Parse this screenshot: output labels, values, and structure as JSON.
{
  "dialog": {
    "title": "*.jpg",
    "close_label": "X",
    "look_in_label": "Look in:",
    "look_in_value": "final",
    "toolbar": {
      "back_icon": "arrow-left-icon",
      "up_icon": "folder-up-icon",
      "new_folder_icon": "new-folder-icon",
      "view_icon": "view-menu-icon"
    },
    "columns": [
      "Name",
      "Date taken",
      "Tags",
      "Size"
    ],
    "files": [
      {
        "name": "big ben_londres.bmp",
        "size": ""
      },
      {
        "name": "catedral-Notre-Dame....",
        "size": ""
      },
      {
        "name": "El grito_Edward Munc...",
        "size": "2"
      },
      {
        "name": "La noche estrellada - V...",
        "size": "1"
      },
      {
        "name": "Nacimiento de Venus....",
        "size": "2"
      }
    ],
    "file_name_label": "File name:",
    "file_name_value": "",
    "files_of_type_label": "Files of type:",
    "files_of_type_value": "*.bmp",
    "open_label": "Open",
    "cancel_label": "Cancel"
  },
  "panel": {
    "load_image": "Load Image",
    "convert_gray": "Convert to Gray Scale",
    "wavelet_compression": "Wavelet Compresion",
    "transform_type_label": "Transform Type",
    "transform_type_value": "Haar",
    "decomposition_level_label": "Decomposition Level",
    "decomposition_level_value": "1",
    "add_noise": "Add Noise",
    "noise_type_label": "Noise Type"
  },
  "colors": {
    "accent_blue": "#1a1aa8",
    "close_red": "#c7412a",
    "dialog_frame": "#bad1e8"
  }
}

TO BE DONE –
Where a line in the entries holds "icon", copy that line.

RESPONSE TO THE EXERCISE –
      "back_icon": "arrow-left-icon",
      "up_icon": "folder-up-icon",
      "new_folder_icon": "new-folder-icon",
      "view_icon": "view-menu-icon"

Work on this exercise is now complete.